Take every line from the listing below that contains "this".

##### Material shown

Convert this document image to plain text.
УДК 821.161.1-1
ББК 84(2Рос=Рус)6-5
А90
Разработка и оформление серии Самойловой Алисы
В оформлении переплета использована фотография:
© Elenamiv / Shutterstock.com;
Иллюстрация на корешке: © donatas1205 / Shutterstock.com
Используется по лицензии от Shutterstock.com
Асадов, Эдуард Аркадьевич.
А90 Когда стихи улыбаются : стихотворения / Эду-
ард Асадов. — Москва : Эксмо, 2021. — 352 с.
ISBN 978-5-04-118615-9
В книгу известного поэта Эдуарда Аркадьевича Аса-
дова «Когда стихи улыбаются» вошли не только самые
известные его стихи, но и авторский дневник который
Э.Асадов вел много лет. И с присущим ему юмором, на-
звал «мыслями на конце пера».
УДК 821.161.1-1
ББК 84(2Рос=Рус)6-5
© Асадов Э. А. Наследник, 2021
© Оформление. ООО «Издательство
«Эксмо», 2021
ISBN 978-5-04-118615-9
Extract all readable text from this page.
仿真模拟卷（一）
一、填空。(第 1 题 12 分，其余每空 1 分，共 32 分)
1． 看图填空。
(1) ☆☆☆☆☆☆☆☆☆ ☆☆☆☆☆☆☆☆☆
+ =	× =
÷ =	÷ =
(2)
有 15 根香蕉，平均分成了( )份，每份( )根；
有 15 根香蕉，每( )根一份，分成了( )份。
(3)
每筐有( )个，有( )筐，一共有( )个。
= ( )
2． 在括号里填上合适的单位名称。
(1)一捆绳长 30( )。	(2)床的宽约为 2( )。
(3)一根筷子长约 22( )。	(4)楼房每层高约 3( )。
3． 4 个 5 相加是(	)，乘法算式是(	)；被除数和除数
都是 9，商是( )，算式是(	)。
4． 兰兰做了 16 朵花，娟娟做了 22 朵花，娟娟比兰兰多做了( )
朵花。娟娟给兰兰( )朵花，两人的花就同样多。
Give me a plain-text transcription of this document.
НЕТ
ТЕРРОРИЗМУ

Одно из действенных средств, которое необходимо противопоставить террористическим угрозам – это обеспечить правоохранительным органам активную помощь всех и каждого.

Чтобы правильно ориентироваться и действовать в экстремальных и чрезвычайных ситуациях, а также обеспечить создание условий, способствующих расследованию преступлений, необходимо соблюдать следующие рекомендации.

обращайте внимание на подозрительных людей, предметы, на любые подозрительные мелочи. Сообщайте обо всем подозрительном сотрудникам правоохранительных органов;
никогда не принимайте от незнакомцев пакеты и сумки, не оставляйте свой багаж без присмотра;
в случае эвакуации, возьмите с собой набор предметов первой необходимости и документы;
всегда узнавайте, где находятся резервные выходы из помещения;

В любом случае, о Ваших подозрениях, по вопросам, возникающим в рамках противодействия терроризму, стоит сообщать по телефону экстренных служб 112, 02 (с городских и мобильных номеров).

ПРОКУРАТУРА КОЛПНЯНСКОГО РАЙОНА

##########

### Exercise response
Convert this document image to plain text.
Extract all readable text from this page.
Give me a plain-text transcription of this document.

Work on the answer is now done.